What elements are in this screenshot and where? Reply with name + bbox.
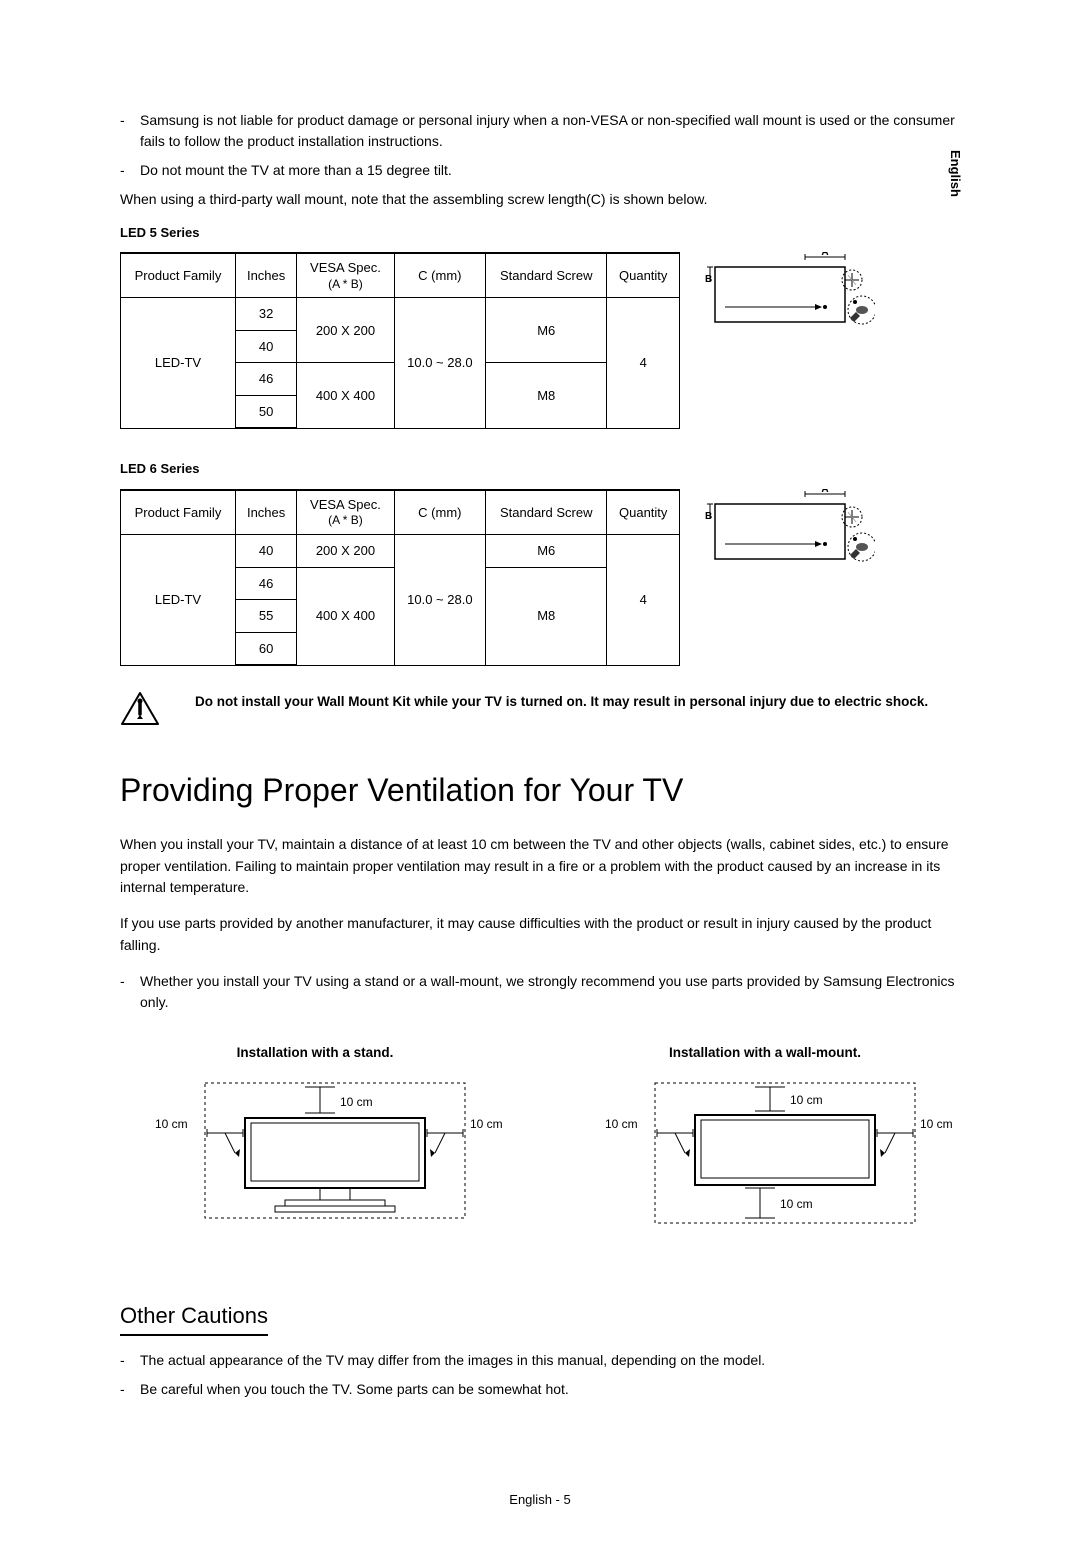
svg-text:10 cm: 10 cm — [605, 1117, 638, 1131]
series6-label: LED 6 Series — [120, 459, 960, 479]
svg-text:10 cm: 10 cm — [470, 1117, 503, 1131]
td-inches: 32 — [235, 298, 296, 331]
page-footer: English - 5 — [120, 1490, 960, 1510]
th-qty: Quantity — [607, 253, 680, 298]
series6-table: Product Family Inches VESA Spec.(A * B) … — [120, 489, 680, 666]
install-wall-title: Installation with a wall-mount. — [570, 1043, 960, 1063]
svg-text:B: B — [705, 274, 712, 285]
th-vesa: VESA Spec.(A * B) — [297, 253, 394, 298]
th-qty: Quantity — [607, 490, 680, 535]
td-inches: 40 — [235, 535, 296, 568]
th-screw: Standard Screw — [486, 253, 607, 298]
ventilation-title: Providing Proper Ventilation for Your TV — [120, 766, 960, 814]
bullet-dash: - — [120, 1350, 140, 1371]
td-inches: 40 — [235, 330, 296, 363]
ventilation-bullet: - Whether you install your TV using a st… — [120, 971, 960, 1013]
td-screw: M8 — [486, 363, 607, 429]
td-screw: M6 — [486, 535, 607, 568]
intro-bullet: - Samsung is not liable for product dama… — [120, 110, 960, 152]
td-family: LED-TV — [121, 535, 236, 666]
td-screw: M8 — [486, 567, 607, 665]
bullet-text: Be careful when you touch the TV. Some p… — [140, 1379, 960, 1400]
svg-text:B: B — [705, 511, 712, 522]
install-stand-diagram-icon: 10 cm 10 cm 10 cm — [120, 1073, 510, 1233]
install-stand-title: Installation with a stand. — [120, 1043, 510, 1063]
series6-wrap: Product Family Inches VESA Spec.(A * B) … — [120, 489, 960, 666]
th-screw: Standard Screw — [486, 490, 607, 535]
language-tab: English — [946, 150, 966, 197]
bullet-dash: - — [120, 110, 140, 152]
th-cmm: C (mm) — [394, 253, 485, 298]
other-cautions-title: Other Cautions — [120, 1299, 268, 1336]
td-screw: M6 — [486, 298, 607, 363]
screw-diagram-icon: A B — [700, 252, 875, 342]
intro-bullet: - Do not mount the TV at more than a 15 … — [120, 160, 960, 181]
series5-label: LED 5 Series — [120, 223, 960, 243]
td-qty: 4 — [607, 535, 680, 666]
th-family: Product Family — [121, 253, 236, 298]
td-inches: 50 — [235, 395, 296, 428]
warning-block: Do not install your Wall Mount Kit while… — [120, 691, 960, 726]
bullet-text: Do not mount the TV at more than a 15 de… — [140, 160, 960, 181]
td-inches: 46 — [235, 567, 296, 600]
ventilation-p2: If you use parts provided by another man… — [120, 913, 960, 956]
td-vesa: 400 X 400 — [297, 567, 394, 665]
td-vesa: 200 X 200 — [297, 298, 394, 363]
series5-table: Product Family Inches VESA Spec.(A * B) … — [120, 252, 680, 429]
th-vesa: VESA Spec.(A * B) — [297, 490, 394, 535]
bullet-text: The actual appearance of the TV may diff… — [140, 1350, 960, 1371]
td-family: LED-TV — [121, 298, 236, 429]
svg-text:10 cm: 10 cm — [790, 1093, 823, 1107]
svg-text:A: A — [821, 489, 828, 495]
td-inches: 55 — [235, 600, 296, 633]
td-crange: 10.0 ~ 28.0 — [394, 298, 485, 429]
th-inches: Inches — [235, 490, 296, 535]
bullet-dash: - — [120, 160, 140, 181]
intro-note: When using a third-party wall mount, not… — [120, 189, 960, 211]
install-stand-col: Installation with a stand. 10 cm 10 cm 1… — [120, 1043, 510, 1239]
td-vesa: 400 X 400 — [297, 363, 394, 429]
warning-text: Do not install your Wall Mount Kit while… — [195, 691, 928, 713]
install-wall-col: Installation with a wall-mount. 10 cm 10… — [570, 1043, 960, 1239]
svg-text:10 cm: 10 cm — [920, 1117, 953, 1131]
th-inches: Inches — [235, 253, 296, 298]
td-qty: 4 — [607, 298, 680, 429]
svg-text:A: A — [821, 252, 828, 258]
svg-text:10 cm: 10 cm — [340, 1095, 373, 1109]
bullet-dash: - — [120, 1379, 140, 1400]
series5-wrap: Product Family Inches VESA Spec.(A * B) … — [120, 252, 960, 429]
th-family: Product Family — [121, 490, 236, 535]
install-row: Installation with a stand. 10 cm 10 cm 1… — [120, 1043, 960, 1239]
bullet-dash: - — [120, 971, 140, 1013]
td-inches: 60 — [235, 632, 296, 665]
install-wall-diagram-icon: 10 cm 10 cm 10 cm 10 cm — [570, 1073, 960, 1233]
bullet-text: Whether you install your TV using a stan… — [140, 971, 960, 1013]
screw-diagram-icon: A B — [700, 489, 875, 579]
ventilation-p1: When you install your TV, maintain a dis… — [120, 834, 960, 899]
td-vesa: 200 X 200 — [297, 535, 394, 568]
warning-icon — [120, 691, 160, 726]
bullet-text: Samsung is not liable for product damage… — [140, 110, 960, 152]
th-cmm: C (mm) — [394, 490, 485, 535]
td-inches: 46 — [235, 363, 296, 396]
caution-bullet: - The actual appearance of the TV may di… — [120, 1350, 960, 1371]
svg-text:10 cm: 10 cm — [155, 1117, 188, 1131]
td-crange: 10.0 ~ 28.0 — [394, 535, 485, 666]
svg-text:10 cm: 10 cm — [780, 1197, 813, 1211]
caution-bullet: - Be careful when you touch the TV. Some… — [120, 1379, 960, 1400]
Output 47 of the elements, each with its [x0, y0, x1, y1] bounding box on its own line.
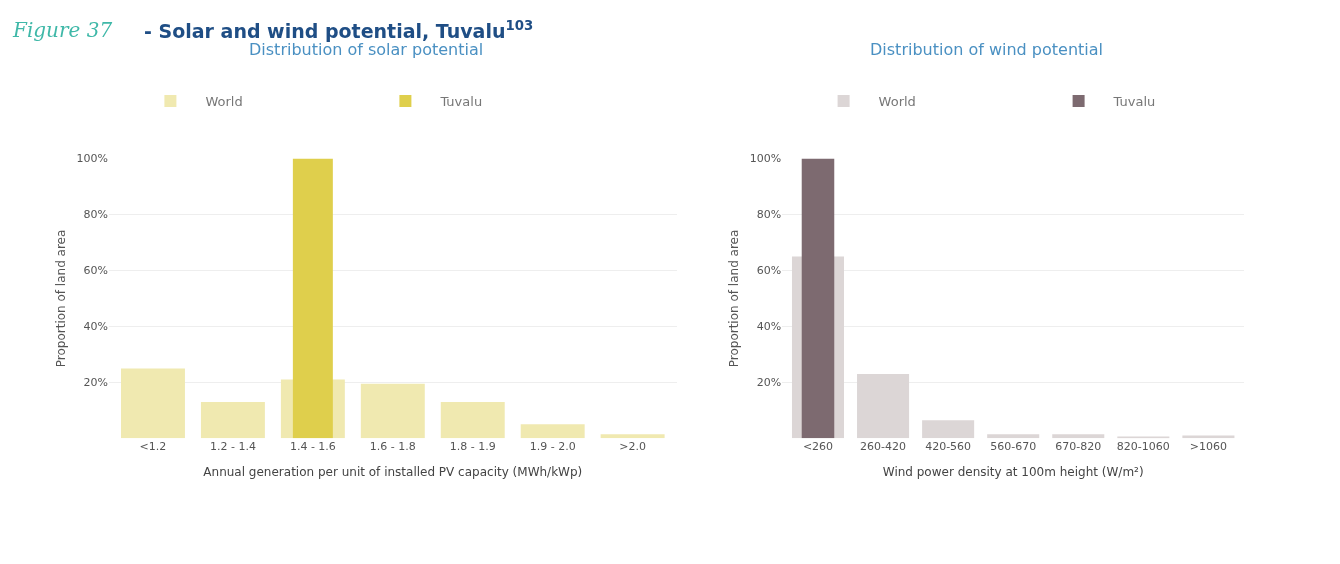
- bar: [440, 401, 505, 439]
- y-tick-label: 100%: [76, 152, 108, 166]
- bar: [292, 158, 333, 439]
- y-tick-label: 20%: [756, 376, 782, 390]
- bar: [922, 420, 975, 439]
- x-tick-label: >1060: [1189, 440, 1228, 454]
- chart-title: Distribution of wind potential: [870, 40, 1104, 59]
- y-tick-label: 100%: [749, 152, 782, 166]
- bar: [600, 434, 665, 439]
- y-tick-label: 80%: [83, 208, 108, 222]
- x-tick-label: 1.8 - 1.9: [449, 440, 496, 454]
- bar: [520, 424, 585, 439]
- x-tick-label: <1.2: [139, 440, 167, 454]
- legend-label: Tuvalu: [1112, 93, 1156, 109]
- y-tick-label: 40%: [83, 320, 108, 334]
- x-axis-title: Wind power density at 100m height (W/m²): [882, 465, 1144, 480]
- x-tick-label: 1.6 - 1.8: [369, 440, 416, 454]
- bar: [200, 401, 265, 439]
- x-tick-label: >2.0: [619, 440, 646, 454]
- x-tick-label: 670-820: [1055, 440, 1102, 454]
- bar: [1052, 434, 1105, 439]
- x-tick-label: 420-560: [925, 440, 972, 454]
- x-tick-label: 1.2 - 1.4: [209, 440, 256, 454]
- bar: [120, 368, 185, 439]
- y-axis-title: Proportion of land area: [53, 229, 68, 368]
- y-tick-label: 60%: [83, 264, 108, 278]
- x-tick-label: 820-1060: [1116, 440, 1170, 454]
- y-tick-label: 40%: [756, 320, 782, 334]
- x-tick-label: <260: [802, 440, 834, 454]
- bar: [360, 383, 425, 439]
- text: - Solar and wind potential, Tuvalu$^{103}$: [144, 18, 534, 42]
- y-axis-title: Proportion of land area: [727, 229, 742, 368]
- bar: [801, 158, 835, 439]
- y-tick-label: 80%: [756, 208, 782, 222]
- x-tick-label: 1.4 - 1.6: [289, 440, 336, 454]
- y-tick-label: 60%: [756, 264, 782, 278]
- x-axis-title: Annual generation per unit of installed PV capacity (MWh/kWp): [203, 465, 583, 480]
- bar: [857, 373, 910, 439]
- x-tick-label: 260-420: [860, 440, 907, 454]
- legend-label: World: [205, 93, 243, 109]
- caption: Figure 37: [12, 18, 113, 42]
- y-tick-label: 20%: [83, 376, 108, 390]
- legend-label: Tuvalu: [439, 93, 483, 109]
- bar: [987, 434, 1040, 439]
- legend-label: World: [878, 93, 916, 109]
- x-tick-label: 1.9 - 2.0: [529, 440, 576, 454]
- x-tick-label: 560-670: [990, 440, 1037, 454]
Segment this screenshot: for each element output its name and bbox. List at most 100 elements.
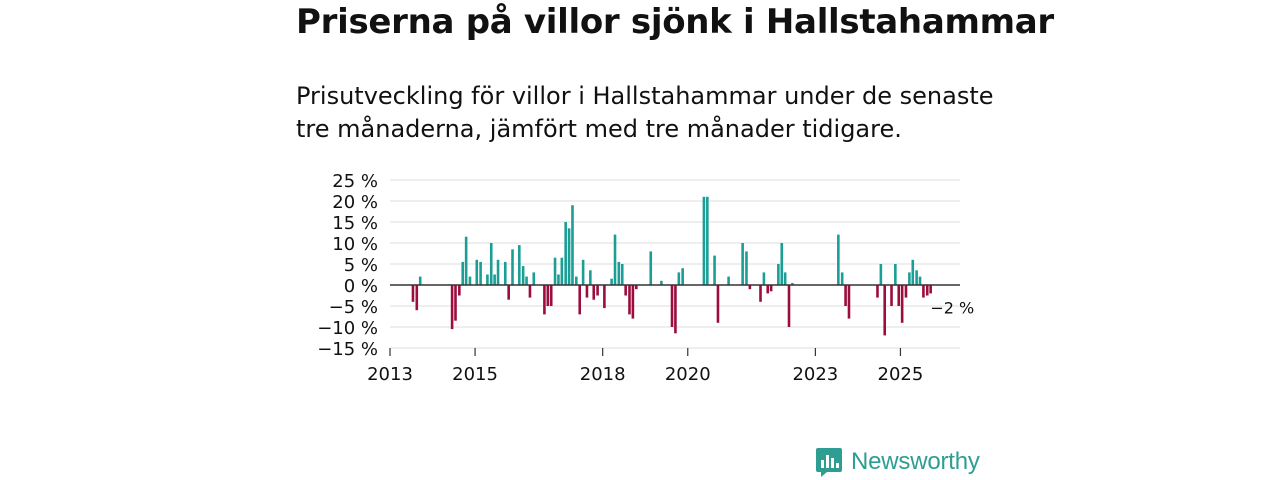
bar	[890, 285, 893, 306]
bar	[783, 272, 787, 285]
bar	[879, 264, 883, 285]
bar	[915, 270, 918, 285]
bar	[596, 285, 599, 296]
bar	[532, 272, 536, 285]
y-tick-label: −5 %	[329, 297, 378, 318]
bar	[759, 285, 762, 302]
bar	[748, 285, 752, 290]
y-tick-label: −15 %	[317, 339, 378, 360]
chart-title: Priserna på villor sjönk i Hallstahammar	[296, 2, 1054, 42]
bar	[557, 274, 560, 285]
bar	[521, 266, 525, 285]
bar	[571, 205, 574, 285]
bar	[677, 272, 681, 285]
bar	[415, 285, 419, 311]
x-tick-label: 2018	[580, 364, 626, 385]
bar	[553, 257, 557, 285]
bar	[560, 257, 564, 285]
bar-series	[411, 196, 932, 336]
bar	[918, 276, 922, 285]
y-tick-label: 10 %	[332, 234, 378, 255]
bar	[745, 251, 748, 285]
bar	[716, 285, 720, 323]
bar	[543, 285, 546, 315]
gridlines	[390, 179, 960, 349]
bar	[592, 285, 596, 300]
y-axis: 25 %20 %15 %10 %5 %0 %−5 %−10 %−15 %	[317, 171, 378, 360]
bar	[461, 261, 465, 285]
bar-chart: 25 %20 %15 %10 %5 %0 %−5 %−10 %−15 % 201…	[317, 171, 974, 385]
bar	[837, 234, 840, 285]
bar	[897, 285, 901, 306]
bar	[713, 255, 716, 285]
bar	[493, 274, 496, 285]
bar	[549, 285, 553, 306]
bar	[762, 272, 766, 285]
newsworthy-logo[interactable]: Newsworthy	[815, 446, 980, 478]
bar	[670, 285, 674, 327]
y-tick-label: 25 %	[332, 171, 378, 192]
bar	[634, 285, 638, 290]
bar	[464, 236, 468, 285]
bar	[876, 285, 879, 298]
bar	[674, 285, 677, 334]
bar	[489, 243, 493, 285]
x-tick-label: 2023	[792, 364, 838, 385]
bar	[894, 264, 897, 285]
bar	[468, 276, 472, 285]
bar	[904, 285, 908, 298]
y-tick-label: −10 %	[317, 318, 378, 339]
bar	[787, 285, 791, 327]
bar	[883, 285, 887, 336]
y-tick-label: 20 %	[332, 192, 378, 213]
bar	[507, 285, 510, 300]
bar	[911, 259, 915, 285]
bar	[925, 285, 929, 296]
bar	[628, 285, 631, 315]
bar	[581, 259, 585, 285]
bar	[741, 243, 744, 285]
x-tick-label: 2015	[452, 364, 498, 385]
bar	[458, 285, 461, 296]
bar	[525, 276, 528, 285]
bar	[450, 285, 454, 330]
bar	[578, 285, 582, 315]
bar	[681, 268, 684, 285]
bar	[617, 261, 621, 285]
bar	[900, 285, 904, 323]
bar	[518, 245, 521, 285]
brand-name: Newsworthy	[851, 448, 980, 475]
bar	[411, 285, 415, 302]
bar	[840, 272, 844, 285]
bar	[603, 285, 606, 309]
bar	[589, 270, 592, 285]
x-axis: 2013 2015 2018 2020 2023 2025	[367, 348, 923, 385]
bar-chart-logo-icon	[816, 448, 842, 477]
bar	[564, 222, 567, 285]
bar	[649, 251, 653, 285]
bar	[922, 285, 925, 298]
bar	[769, 285, 773, 292]
bar	[660, 280, 663, 285]
bar	[575, 276, 578, 285]
bar	[475, 259, 479, 285]
bar	[546, 285, 550, 306]
y-tick-label: 15 %	[332, 213, 378, 234]
bar	[479, 261, 482, 285]
bar	[418, 276, 422, 285]
bar	[766, 285, 770, 294]
bar	[610, 278, 613, 285]
bar	[791, 282, 794, 285]
y-tick-label: 0 %	[344, 276, 378, 297]
bar	[631, 285, 635, 319]
bar	[528, 285, 532, 298]
bar	[777, 264, 780, 285]
bar	[454, 285, 457, 321]
bar	[706, 196, 709, 285]
bar	[727, 276, 730, 285]
bar	[613, 234, 617, 285]
bar	[780, 243, 784, 285]
y-tick-label: 5 %	[344, 255, 378, 276]
bar	[620, 264, 624, 285]
bar	[702, 196, 706, 285]
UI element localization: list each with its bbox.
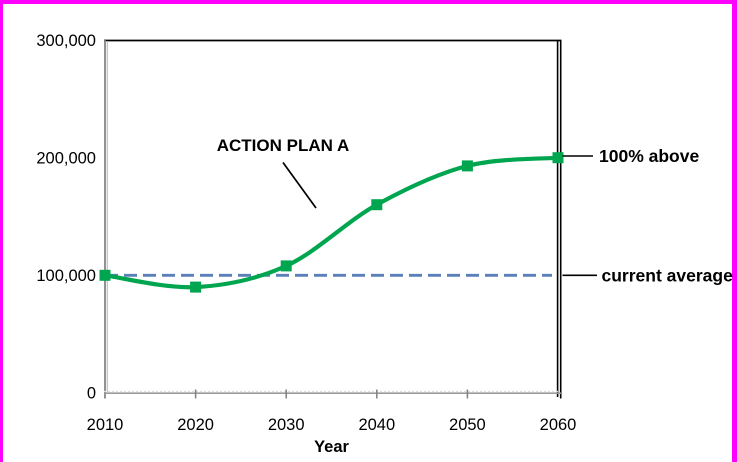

*****

**Your task**
Return, unchanged, the stretch of lines from the one containing "285, 893, 306]" through the one containing "257, 564, 285]", with both of those lines included.

**Full response**
bar	[890, 285, 893, 306]
bar	[783, 272, 787, 285]
bar	[879, 264, 883, 285]
bar	[915, 270, 918, 285]
bar	[596, 285, 599, 296]
bar	[532, 272, 536, 285]
y-tick-label: −5 %	[329, 297, 378, 318]
bar	[759, 285, 762, 302]
bar	[748, 285, 752, 290]
y-tick-label: −15 %	[317, 339, 378, 360]
chart-title: Priserna på villor sjönk i Hallstahammar	[296, 2, 1054, 42]
bar	[557, 274, 560, 285]
bar	[521, 266, 525, 285]
bar	[571, 205, 574, 285]
bar	[677, 272, 681, 285]
bar	[415, 285, 419, 311]
x-tick-label: 2018	[580, 364, 626, 385]
bar	[553, 257, 557, 285]
bar	[560, 257, 564, 285]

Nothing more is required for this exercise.